Rewrite every line of the material below as an item in a numbered list, skipping blank lines.

Annotated element entries
•••••

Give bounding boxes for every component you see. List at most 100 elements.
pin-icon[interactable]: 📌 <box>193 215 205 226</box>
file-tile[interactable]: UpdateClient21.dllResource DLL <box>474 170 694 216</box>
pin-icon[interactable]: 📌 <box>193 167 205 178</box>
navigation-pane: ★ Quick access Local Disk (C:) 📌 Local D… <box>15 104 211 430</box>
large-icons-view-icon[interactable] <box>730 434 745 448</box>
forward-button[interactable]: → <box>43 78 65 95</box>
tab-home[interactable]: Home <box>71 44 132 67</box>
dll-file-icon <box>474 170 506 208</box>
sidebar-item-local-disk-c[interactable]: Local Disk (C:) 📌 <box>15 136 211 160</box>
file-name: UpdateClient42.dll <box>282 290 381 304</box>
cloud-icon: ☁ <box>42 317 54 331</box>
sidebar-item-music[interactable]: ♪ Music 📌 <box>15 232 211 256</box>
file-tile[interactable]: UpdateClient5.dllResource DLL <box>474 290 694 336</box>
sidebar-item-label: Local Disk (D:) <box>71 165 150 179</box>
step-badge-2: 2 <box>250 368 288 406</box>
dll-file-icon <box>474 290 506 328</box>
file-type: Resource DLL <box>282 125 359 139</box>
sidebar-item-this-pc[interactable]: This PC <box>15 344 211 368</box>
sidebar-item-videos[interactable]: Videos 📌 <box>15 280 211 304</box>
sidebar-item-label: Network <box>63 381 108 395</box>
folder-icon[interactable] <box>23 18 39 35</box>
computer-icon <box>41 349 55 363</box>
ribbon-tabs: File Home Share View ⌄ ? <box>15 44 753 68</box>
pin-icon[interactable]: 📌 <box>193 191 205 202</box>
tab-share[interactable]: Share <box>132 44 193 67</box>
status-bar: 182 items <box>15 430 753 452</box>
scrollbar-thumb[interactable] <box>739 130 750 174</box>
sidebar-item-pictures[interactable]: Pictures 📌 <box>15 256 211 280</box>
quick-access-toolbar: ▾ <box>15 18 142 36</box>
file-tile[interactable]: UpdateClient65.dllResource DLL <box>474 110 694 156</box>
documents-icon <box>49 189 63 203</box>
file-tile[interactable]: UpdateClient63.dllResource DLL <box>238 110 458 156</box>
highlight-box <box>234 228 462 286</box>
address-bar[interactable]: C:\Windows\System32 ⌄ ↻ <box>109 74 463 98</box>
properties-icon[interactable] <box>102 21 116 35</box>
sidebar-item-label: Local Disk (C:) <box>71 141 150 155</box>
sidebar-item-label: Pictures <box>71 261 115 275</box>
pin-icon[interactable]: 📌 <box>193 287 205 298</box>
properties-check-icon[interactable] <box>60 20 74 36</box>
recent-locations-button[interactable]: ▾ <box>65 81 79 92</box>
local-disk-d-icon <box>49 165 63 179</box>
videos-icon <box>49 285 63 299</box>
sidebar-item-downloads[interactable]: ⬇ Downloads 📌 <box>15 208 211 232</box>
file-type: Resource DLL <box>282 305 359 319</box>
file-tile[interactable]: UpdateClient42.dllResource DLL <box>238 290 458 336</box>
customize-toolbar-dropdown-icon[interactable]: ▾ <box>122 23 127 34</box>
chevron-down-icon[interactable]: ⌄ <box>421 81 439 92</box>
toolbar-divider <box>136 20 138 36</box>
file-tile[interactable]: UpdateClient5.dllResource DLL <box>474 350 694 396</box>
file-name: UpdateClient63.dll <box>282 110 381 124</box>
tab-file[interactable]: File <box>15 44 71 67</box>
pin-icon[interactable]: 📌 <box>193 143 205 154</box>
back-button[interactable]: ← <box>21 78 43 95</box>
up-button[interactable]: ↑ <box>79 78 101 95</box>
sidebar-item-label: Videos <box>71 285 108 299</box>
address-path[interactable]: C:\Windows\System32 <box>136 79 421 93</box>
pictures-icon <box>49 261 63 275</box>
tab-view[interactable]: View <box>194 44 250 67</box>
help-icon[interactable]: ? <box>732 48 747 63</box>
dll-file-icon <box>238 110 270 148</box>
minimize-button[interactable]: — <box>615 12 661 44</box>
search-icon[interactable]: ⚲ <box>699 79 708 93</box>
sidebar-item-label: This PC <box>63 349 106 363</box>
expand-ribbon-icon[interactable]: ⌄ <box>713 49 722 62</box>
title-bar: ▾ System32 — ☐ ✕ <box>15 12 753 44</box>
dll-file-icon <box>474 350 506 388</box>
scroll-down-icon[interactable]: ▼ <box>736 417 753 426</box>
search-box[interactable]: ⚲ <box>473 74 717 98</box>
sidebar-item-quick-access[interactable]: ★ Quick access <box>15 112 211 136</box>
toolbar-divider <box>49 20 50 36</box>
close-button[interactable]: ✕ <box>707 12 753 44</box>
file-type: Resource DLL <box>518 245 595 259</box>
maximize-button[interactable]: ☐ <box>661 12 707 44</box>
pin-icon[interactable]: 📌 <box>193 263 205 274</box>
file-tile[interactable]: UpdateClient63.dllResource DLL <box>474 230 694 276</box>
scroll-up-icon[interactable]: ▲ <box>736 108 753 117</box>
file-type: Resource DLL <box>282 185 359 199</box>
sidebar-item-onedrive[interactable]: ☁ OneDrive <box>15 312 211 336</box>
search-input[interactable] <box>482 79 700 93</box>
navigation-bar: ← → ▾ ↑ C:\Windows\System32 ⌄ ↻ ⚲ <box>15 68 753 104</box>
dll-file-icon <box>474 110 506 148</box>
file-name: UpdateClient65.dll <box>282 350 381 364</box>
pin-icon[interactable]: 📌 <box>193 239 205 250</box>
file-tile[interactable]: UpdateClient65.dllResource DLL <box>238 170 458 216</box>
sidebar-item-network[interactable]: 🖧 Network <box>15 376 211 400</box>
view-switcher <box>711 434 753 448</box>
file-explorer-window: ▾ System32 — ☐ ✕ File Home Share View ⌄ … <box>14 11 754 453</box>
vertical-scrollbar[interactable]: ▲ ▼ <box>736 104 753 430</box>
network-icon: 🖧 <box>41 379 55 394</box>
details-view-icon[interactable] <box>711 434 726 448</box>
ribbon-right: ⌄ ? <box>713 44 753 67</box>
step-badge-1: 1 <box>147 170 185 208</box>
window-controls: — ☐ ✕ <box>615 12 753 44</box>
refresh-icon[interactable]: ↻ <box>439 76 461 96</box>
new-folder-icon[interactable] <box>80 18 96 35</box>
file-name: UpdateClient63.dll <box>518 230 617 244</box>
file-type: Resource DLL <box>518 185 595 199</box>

•••••

» **Answer to the exercise**
1. Give bounding boxes for every component you see. List at most 100 elements.
2. pin-icon[interactable]: 📌 <box>193 215 205 226</box>
3. file-tile[interactable]: UpdateClient21.dllResource DLL <box>474 170 694 216</box>
4. pin-icon[interactable]: 📌 <box>193 167 205 178</box>
5. navigation-pane: ★ Quick access Local Disk (C:) 📌 Local D… <box>15 104 211 430</box>
6. large-icons-view-icon[interactable] <box>730 434 745 448</box>
7. forward-button[interactable]: → <box>43 78 65 95</box>
8. tab-home[interactable]: Home <box>71 44 132 67</box>
9. dll-file-icon <box>474 170 506 208</box>
10. sidebar-item-local-disk-c[interactable]: Local Disk (C:) 📌 <box>15 136 211 160</box>
11. file-name: UpdateClient42.dll <box>282 290 381 304</box>
12. cloud-icon: ☁ <box>42 317 54 331</box>
13. sidebar-item-music[interactable]: ♪ Music 📌 <box>15 232 211 256</box>
14. file-tile[interactable]: UpdateClient5.dllResource DLL <box>474 290 694 336</box>
15. sidebar-item-label: Local Disk (D:) <box>71 165 150 179</box>
16. step-badge-2: 2 <box>250 368 288 406</box>
17. dll-file-icon <box>474 290 506 328</box>
18. file-type: Resource DLL <box>282 125 359 139</box>
19. sidebar-item-this-pc[interactable]: This PC <box>15 344 211 368</box>
20. sidebar-item-videos[interactable]: Videos 📌 <box>15 280 211 304</box>
21. sidebar-item-label: Network <box>63 381 108 395</box>
22. folder-icon[interactable] <box>23 18 39 35</box>
23. computer-icon <box>41 349 55 363</box>
24. ribbon-tabs: File Home Share View ⌄ ? <box>15 44 753 68</box>
25. pin-icon[interactable]: 📌 <box>193 191 205 202</box>
26. tab-share[interactable]: Share <box>132 44 193 67</box>
27. status-bar: 182 items <box>15 430 753 452</box>
28. scrollbar-thumb[interactable] <box>739 130 750 174</box>
29. sidebar-item-pictures[interactable]: Pictures 📌 <box>15 256 211 280</box>
30. quick-access-toolbar: ▾ <box>15 18 142 36</box>
31. file-tile[interactable]: UpdateClient65.dllResource DLL <box>474 110 694 156</box>
32. documents-icon <box>49 189 63 203</box>
33. file-tile[interactable]: UpdateClient63.dllResource DLL <box>238 110 458 156</box>
34. highlight-box <box>234 228 462 286</box>
35. address-bar[interactable]: C:\Windows\System32 ⌄ ↻ <box>109 74 463 98</box>
36. properties-icon[interactable] <box>102 21 116 35</box>
37. sidebar-item-label: Local Disk (C:) <box>71 141 150 155</box>
38. sidebar-item-label: Pictures <box>71 261 115 275</box>
39. pin-icon[interactable]: 📌 <box>193 287 205 298</box>
40. properties-check-icon[interactable] <box>60 20 74 36</box>
41. recent-locations-button[interactable]: ▾ <box>65 81 79 92</box>
42. local-disk-d-icon <box>49 165 63 179</box>
43. videos-icon <box>49 285 63 299</box>
44. sidebar-item-downloads[interactable]: ⬇ Downloads 📌 <box>15 208 211 232</box>
45. file-type: Resource DLL <box>282 305 359 319</box>
46. file-tile[interactable]: UpdateClient42.dllResource DLL <box>238 290 458 336</box>
47. customize-toolbar-dropdown-icon[interactable]: ▾ <box>122 23 127 34</box>
48. chevron-down-icon[interactable]: ⌄ <box>421 81 439 92</box>
49. toolbar-divider <box>136 20 138 36</box>
50. file-tile[interactable]: UpdateClient5.dllResource DLL <box>474 350 694 396</box>
51. file-name: UpdateClient63.dll <box>282 110 381 124</box>
52. tab-file[interactable]: File <box>15 44 71 67</box>
53. pin-icon[interactable]: 📌 <box>193 143 205 154</box>
54. back-button[interactable]: ← <box>21 78 43 95</box>
55. up-button[interactable]: ↑ <box>79 78 101 95</box>
56. sidebar-item-label: Videos <box>71 285 108 299</box>
57. address-path[interactable]: C:\Windows\System32 <box>136 79 421 93</box>
58. pictures-icon <box>49 261 63 275</box>
59. tab-view[interactable]: View <box>194 44 250 67</box>
60. help-icon[interactable]: ? <box>732 48 747 63</box>
61. dll-file-icon <box>238 110 270 148</box>
62. minimize-button[interactable]: — <box>615 12 661 44</box>
63. search-icon[interactable]: ⚲ <box>699 79 708 93</box>
64. sidebar-item-label: This PC <box>63 349 106 363</box>
65. expand-ribbon-icon[interactable]: ⌄ <box>713 49 722 62</box>
66. title-bar: ▾ System32 — ☐ ✕ <box>15 12 753 44</box>
67. dll-file-icon <box>474 350 506 388</box>
68. scroll-down-icon[interactable]: ▼ <box>736 417 753 426</box>
69. search-box[interactable]: ⚲ <box>473 74 717 98</box>
70. sidebar-item-quick-access[interactable]: ★ Quick access <box>15 112 211 136</box>
71. toolbar-divider <box>49 20 50 36</box>
72. close-button[interactable]: ✕ <box>707 12 753 44</box>
73. file-type: Resource DLL <box>518 245 595 259</box>
74. maximize-button[interactable]: ☐ <box>661 12 707 44</box>
75. pin-icon[interactable]: 📌 <box>193 263 205 274</box>
76. file-tile[interactable]: UpdateClient63.dllResource DLL <box>474 230 694 276</box>
77. scroll-up-icon[interactable]: ▲ <box>736 108 753 117</box>
78. file-type: Resource DLL <box>282 185 359 199</box>
79. sidebar-item-onedrive[interactable]: ☁ OneDrive <box>15 312 211 336</box>
80. search-input[interactable] <box>482 79 700 93</box>
81. navigation-bar: ← → ▾ ↑ C:\Windows\System32 ⌄ ↻ ⚲ <box>15 68 753 104</box>
82. dll-file-icon <box>474 110 506 148</box>
83. file-name: UpdateClient65.dll <box>282 350 381 364</box>
84. pin-icon[interactable]: 📌 <box>193 239 205 250</box>
85. file-tile[interactable]: UpdateClient65.dllResource DLL <box>238 170 458 216</box>
86. sidebar-item-network[interactable]: 🖧 Network <box>15 376 211 400</box>
87. view-switcher <box>711 434 753 448</box>
88. file-explorer-window: ▾ System32 — ☐ ✕ File Home Share View ⌄ … <box>14 11 754 453</box>
89. vertical-scrollbar[interactable]: ▲ ▼ <box>736 104 753 430</box>
90. network-icon: 🖧 <box>41 379 55 394</box>
91. details-view-icon[interactable] <box>711 434 726 448</box>
92. ribbon-right: ⌄ ? <box>713 44 753 67</box>
93. step-badge-1: 1 <box>147 170 185 208</box>
94. window-controls: — ☐ ✕ <box>615 12 753 44</box>
95. refresh-icon[interactable]: ↻ <box>439 76 461 96</box>
96. new-folder-icon[interactable] <box>80 18 96 35</box>
97. file-name: UpdateClient63.dll <box>518 230 617 244</box>
98. file-type: Resource DLL <box>518 185 595 199</box>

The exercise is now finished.